§ **DIRECTIVE**
Repeat the listing in full. Nothing may be added or left out.

§ **SUPPLIED INFORMATION**
◆ ◆ ◆ ◆

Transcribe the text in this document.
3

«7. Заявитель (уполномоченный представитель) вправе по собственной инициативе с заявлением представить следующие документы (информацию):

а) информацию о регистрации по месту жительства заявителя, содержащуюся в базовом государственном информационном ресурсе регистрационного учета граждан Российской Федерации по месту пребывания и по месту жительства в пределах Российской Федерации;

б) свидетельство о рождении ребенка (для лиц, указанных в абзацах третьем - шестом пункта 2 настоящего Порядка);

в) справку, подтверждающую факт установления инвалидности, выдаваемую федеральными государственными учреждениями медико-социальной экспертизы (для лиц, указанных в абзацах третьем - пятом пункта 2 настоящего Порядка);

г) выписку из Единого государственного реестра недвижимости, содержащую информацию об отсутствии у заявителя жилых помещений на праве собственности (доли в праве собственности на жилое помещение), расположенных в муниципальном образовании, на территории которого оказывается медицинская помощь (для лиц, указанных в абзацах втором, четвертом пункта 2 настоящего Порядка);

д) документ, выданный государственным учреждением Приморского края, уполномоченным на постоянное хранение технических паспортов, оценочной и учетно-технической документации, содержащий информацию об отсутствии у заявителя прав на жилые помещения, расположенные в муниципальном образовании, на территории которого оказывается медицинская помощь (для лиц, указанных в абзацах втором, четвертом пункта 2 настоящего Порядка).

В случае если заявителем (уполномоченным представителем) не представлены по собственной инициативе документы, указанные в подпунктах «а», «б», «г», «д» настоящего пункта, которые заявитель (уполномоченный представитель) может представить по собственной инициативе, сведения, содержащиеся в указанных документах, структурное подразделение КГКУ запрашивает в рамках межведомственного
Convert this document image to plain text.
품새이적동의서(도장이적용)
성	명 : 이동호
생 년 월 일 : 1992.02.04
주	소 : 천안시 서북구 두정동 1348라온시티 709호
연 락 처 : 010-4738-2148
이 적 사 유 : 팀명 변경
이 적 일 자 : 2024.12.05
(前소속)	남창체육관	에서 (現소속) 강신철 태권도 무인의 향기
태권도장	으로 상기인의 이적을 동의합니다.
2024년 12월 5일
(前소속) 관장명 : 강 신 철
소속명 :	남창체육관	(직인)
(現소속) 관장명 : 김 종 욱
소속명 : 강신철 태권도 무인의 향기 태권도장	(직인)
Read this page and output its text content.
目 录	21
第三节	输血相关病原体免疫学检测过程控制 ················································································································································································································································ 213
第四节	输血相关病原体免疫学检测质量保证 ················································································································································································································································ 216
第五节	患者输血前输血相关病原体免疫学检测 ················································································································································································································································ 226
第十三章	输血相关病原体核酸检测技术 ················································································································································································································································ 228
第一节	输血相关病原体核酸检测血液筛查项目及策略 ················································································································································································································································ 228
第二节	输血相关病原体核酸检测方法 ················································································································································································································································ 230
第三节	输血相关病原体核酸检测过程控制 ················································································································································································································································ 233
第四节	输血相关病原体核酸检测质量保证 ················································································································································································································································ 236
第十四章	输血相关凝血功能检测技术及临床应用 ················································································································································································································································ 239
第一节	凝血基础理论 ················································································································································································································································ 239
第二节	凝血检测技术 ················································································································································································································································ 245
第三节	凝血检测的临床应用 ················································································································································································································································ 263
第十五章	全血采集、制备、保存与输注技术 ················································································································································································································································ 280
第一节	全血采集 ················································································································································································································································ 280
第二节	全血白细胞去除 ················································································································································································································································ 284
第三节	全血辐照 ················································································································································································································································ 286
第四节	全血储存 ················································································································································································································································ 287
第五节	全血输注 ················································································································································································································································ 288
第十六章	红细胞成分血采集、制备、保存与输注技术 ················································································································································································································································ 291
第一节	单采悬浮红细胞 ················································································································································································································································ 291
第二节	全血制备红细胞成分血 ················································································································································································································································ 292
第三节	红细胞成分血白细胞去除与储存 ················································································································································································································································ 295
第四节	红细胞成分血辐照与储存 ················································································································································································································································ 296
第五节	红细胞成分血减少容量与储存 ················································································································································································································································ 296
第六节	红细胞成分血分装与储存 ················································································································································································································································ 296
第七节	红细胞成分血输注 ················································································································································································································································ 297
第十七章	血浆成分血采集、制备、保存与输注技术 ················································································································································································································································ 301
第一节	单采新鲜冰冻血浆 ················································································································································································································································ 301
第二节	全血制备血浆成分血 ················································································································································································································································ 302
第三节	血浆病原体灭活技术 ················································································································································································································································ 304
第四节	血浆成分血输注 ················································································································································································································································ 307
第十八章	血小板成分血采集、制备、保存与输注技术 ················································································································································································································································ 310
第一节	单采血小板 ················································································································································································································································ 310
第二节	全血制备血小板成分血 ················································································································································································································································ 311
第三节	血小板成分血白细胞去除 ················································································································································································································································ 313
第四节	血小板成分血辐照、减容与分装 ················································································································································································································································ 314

◆ ◆ ◆ ◆

§ **CORRECT RESULT**
Transcribe the text in this document.
3

«7. Заявитель (уполномоченный представитель) вправе по собственной инициативе с заявлением представить следующие документы (информацию):

а) информацию о регистрации по месту жительства заявителя, содержащуюся в базовом государственном информационном ресурсе регистрационного учета граждан Российской Федерации по месту пребывания и по месту жительства в пределах Российской Федерации;

б) свидетельство о рождении ребенка (для лиц, указанных в абзацах третьем - шестом пункта 2 настоящего Порядка);

в) справку, подтверждающую факт установления инвалидности, выдаваемую федеральными государственными учреждениями медико-социальной экспертизы (для лиц, указанных в абзацах третьем - пятом пункта 2 настоящего Порядка);

г) выписку из Единого государственного реестра недвижимости, содержащую информацию об отсутствии у заявителя жилых помещений на праве собственности (доли в праве собственности на жилое помещение), расположенных в муниципальном образовании, на территории которого оказывается медицинская помощь (для лиц, указанных в абзацах втором, четвертом пункта 2 настоящего Порядка);

д) документ, выданный государственным учреждением Приморского края, уполномоченным на постоянное хранение технических паспортов, оценочной и учетно-технической документации, содержащий информацию об отсутствии у заявителя прав на жилые помещения, расположенные в муниципальном образовании, на территории которого оказывается медицинская помощь (для лиц, указанных в абзацах втором, четвертом пункта 2 настоящего Порядка).

В случае если заявителем (уполномоченным представителем) не представлены по собственной инициативе документы, указанные в подпунктах «а», «б», «г», «д» настоящего пункта, которые заявитель (уполномоченный представитель) может представить по собственной инициативе, сведения, содержащиеся в указанных документах, структурное подразделение КГКУ запрашивает в рамках межведомственного
Convert this document image to plain text.
품새이적동의서(도장이적용)
성	명 : 이동호
생 년 월 일 : 1992.02.04
주	소 : 천안시 서북구 두정동 1348라온시티 709호
연 락 처 : 010-4738-2148
이 적 사 유 : 팀명 변경
이 적 일 자 : 2024.12.05
(前소속)	남창체육관	에서 (現소속) 강신철 태권도 무인의 향기
태권도장	으로 상기인의 이적을 동의합니다.
2024년 12월 5일
(前소속) 관장명 : 강 신 철
소속명 :	남창체육관	(직인)
(現소속) 관장명 : 김 종 욱
소속명 : 강신철 태권도 무인의 향기 태권도장	(직인)
Read this page and output its text content.
目 录	21
第三节	输血相关病原体免疫学检测过程控制 ················································································································································································································································ 213
第四节	输血相关病原体免疫学检测质量保证 ················································································································································································································································ 216
第五节	患者输血前输血相关病原体免疫学检测 ················································································································································································································································ 226
第十三章	输血相关病原体核酸检测技术 ················································································································································································································································ 228
第一节	输血相关病原体核酸检测血液筛查项目及策略 ················································································································································································································································ 228
第二节	输血相关病原体核酸检测方法 ················································································································································································································································ 230
第三节	输血相关病原体核酸检测过程控制 ················································································································································································································································ 233
第四节	输血相关病原体核酸检测质量保证 ················································································································································································································································ 236
第十四章	输血相关凝血功能检测技术及临床应用 ················································································································································································································································ 239
第一节	凝血基础理论 ················································································································································································································································ 239
第二节	凝血检测技术 ················································································································································································································································ 245
第三节	凝血检测的临床应用 ················································································································································································································································ 263
第十五章	全血采集、制备、保存与输注技术 ················································································································································································································································ 280
第一节	全血采集 ················································································································································································································································ 280
第二节	全血白细胞去除 ················································································································································································································································ 284
第三节	全血辐照 ················································································································································································································································ 286
第四节	全血储存 ················································································································································································································································ 287
第五节	全血输注 ················································································································································································································································ 288
第十六章	红细胞成分血采集、制备、保存与输注技术 ················································································································································································································································ 291
第一节	单采悬浮红细胞 ················································································································································································································································ 291
第二节	全血制备红细胞成分血 ················································································································································································································································ 292
第三节	红细胞成分血白细胞去除与储存 ················································································································································································································································ 295
第四节	红细胞成分血辐照与储存 ················································································································································································································································ 296
第五节	红细胞成分血减少容量与储存 ················································································································································································································································ 296
第六节	红细胞成分血分装与储存 ················································································································································································································································ 296
第七节	红细胞成分血输注 ················································································································································································································································ 297
第十七章	血浆成分血采集、制备、保存与输注技术 ················································································································································································································································ 301
第一节	单采新鲜冰冻血浆 ················································································································································································································································ 301
第二节	全血制备血浆成分血 ················································································································································································································································ 302
第三节	血浆病原体灭活技术 ················································································································································································································································ 304
第四节	血浆成分血输注 ················································································································································································································································ 307
第十八章	血小板成分血采集、制备、保存与输注技术 ················································································································································································································································ 310
第一节	单采血小板 ················································································································································································································································ 310
第二节	全血制备血小板成分血 ················································································································································································································································ 311
第三节	血小板成分血白细胞去除 ················································································································································································································································ 313
第四节	血小板成分血辐照、减容与分装 ················································································································································································································································ 314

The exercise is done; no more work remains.